## ENTRIES SHOWN
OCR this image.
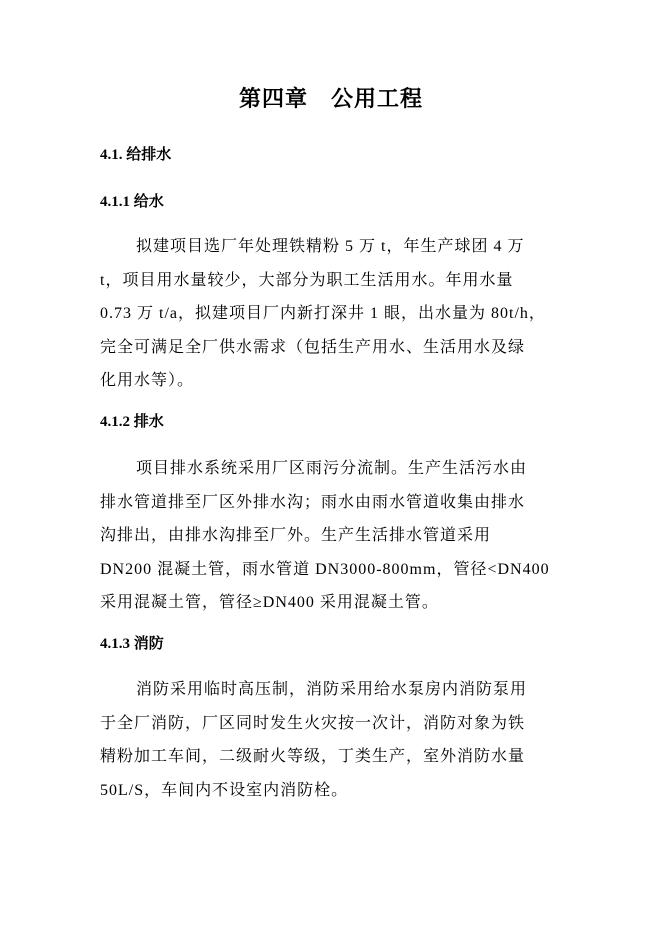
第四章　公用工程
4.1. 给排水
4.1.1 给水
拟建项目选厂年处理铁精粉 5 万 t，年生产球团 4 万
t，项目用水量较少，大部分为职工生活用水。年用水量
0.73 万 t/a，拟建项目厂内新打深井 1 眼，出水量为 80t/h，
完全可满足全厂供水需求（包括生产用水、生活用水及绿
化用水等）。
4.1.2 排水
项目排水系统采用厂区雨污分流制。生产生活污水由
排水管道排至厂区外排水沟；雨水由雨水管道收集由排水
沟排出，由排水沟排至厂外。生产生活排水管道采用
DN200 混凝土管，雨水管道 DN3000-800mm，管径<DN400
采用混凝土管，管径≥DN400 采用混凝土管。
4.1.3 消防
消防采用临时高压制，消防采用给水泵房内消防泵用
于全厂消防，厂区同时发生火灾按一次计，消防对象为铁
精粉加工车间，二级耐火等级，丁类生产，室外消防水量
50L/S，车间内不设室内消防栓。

---

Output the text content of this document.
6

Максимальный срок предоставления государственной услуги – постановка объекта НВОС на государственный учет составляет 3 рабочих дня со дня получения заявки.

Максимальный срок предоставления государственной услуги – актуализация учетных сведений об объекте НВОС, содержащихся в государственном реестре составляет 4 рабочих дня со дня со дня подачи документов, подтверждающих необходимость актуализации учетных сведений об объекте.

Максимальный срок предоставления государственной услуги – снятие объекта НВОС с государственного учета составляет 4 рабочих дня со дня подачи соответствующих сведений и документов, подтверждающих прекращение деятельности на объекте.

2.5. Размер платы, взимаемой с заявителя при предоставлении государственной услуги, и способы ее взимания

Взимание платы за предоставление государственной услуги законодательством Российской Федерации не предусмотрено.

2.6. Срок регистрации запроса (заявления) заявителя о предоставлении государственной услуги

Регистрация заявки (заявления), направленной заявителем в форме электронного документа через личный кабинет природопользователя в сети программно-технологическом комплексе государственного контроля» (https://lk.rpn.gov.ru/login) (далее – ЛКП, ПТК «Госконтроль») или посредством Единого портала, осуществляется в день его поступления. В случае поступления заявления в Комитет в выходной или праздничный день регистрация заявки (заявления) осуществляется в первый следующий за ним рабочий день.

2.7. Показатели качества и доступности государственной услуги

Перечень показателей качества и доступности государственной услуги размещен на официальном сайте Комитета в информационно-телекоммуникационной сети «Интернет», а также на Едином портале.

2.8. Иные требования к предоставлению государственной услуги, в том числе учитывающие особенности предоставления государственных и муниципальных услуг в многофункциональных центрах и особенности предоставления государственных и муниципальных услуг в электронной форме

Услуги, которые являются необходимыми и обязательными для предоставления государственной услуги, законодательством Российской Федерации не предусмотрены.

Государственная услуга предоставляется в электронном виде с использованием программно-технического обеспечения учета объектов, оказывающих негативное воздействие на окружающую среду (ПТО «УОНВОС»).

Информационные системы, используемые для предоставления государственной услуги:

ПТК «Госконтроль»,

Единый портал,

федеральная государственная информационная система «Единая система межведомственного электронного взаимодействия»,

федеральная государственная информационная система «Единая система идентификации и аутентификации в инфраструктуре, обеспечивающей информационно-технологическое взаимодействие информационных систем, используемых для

## PROBLEM
Looking at the entries above, how many lines contain the word "заявителя"? Answer with the number alone.

## TASK SOLUTION
2